-- EXERCISE BRIEF --
Below are the records; collect from them each line containing the string "leave".

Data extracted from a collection
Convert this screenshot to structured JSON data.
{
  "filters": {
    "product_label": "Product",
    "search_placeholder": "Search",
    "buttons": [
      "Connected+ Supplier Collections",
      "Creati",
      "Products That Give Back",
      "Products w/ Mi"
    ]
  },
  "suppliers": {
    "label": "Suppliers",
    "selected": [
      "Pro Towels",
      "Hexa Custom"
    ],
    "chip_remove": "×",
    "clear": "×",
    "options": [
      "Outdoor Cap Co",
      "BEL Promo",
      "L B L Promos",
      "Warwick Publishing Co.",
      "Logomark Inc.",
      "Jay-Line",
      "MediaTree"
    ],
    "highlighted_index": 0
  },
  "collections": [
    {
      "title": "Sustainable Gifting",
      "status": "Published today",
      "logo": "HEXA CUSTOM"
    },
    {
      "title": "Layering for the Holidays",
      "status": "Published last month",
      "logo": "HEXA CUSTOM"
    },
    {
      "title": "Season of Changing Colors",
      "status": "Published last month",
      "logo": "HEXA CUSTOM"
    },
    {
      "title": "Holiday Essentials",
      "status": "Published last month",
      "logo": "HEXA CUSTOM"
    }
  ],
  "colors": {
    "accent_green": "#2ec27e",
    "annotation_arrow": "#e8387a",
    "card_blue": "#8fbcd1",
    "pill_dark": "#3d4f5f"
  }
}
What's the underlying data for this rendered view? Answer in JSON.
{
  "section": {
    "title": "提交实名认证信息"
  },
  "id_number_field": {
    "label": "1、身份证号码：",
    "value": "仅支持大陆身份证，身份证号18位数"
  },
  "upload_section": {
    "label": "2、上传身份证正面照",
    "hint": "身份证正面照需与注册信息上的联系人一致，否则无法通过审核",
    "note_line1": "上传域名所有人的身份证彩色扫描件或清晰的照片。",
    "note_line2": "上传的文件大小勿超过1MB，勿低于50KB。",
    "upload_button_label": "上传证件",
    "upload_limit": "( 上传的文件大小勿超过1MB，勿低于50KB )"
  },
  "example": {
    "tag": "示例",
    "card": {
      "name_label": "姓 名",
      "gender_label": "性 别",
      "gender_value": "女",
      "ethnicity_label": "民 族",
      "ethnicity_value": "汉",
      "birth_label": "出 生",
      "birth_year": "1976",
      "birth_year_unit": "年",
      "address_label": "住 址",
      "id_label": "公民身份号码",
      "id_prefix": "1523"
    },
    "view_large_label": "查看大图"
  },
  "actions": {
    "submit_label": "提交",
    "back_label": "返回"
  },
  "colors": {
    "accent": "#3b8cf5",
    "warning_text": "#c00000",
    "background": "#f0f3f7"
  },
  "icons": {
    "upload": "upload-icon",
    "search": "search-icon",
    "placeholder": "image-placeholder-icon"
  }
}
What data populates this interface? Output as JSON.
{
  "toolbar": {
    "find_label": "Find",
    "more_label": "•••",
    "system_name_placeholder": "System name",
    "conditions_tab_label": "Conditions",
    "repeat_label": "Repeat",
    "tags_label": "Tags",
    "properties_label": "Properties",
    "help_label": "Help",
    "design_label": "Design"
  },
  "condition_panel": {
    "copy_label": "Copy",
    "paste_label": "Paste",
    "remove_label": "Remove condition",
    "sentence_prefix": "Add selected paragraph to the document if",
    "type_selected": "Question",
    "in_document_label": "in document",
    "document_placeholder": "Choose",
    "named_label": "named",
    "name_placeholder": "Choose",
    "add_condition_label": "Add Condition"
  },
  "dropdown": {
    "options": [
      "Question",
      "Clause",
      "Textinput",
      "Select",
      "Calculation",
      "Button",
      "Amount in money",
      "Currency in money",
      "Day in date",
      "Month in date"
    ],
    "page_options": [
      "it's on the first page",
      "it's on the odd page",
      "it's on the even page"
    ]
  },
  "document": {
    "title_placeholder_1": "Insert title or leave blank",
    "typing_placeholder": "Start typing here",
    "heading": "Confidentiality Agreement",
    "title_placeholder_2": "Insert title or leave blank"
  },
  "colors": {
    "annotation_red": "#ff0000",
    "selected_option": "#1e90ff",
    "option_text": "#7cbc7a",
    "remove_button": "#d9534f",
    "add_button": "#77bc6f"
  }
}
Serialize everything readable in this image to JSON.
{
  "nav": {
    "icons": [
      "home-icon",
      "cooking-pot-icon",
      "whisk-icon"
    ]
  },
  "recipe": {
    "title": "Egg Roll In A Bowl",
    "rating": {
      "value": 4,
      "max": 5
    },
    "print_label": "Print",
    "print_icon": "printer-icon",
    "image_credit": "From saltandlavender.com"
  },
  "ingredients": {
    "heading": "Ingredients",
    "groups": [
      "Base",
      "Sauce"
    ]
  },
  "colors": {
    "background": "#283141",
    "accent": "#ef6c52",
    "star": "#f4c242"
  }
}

-- RESULT BELOW --
    "title_placeholder_1": "Insert title or leave blank",
    "title_placeholder_2": "Insert title or leave blank"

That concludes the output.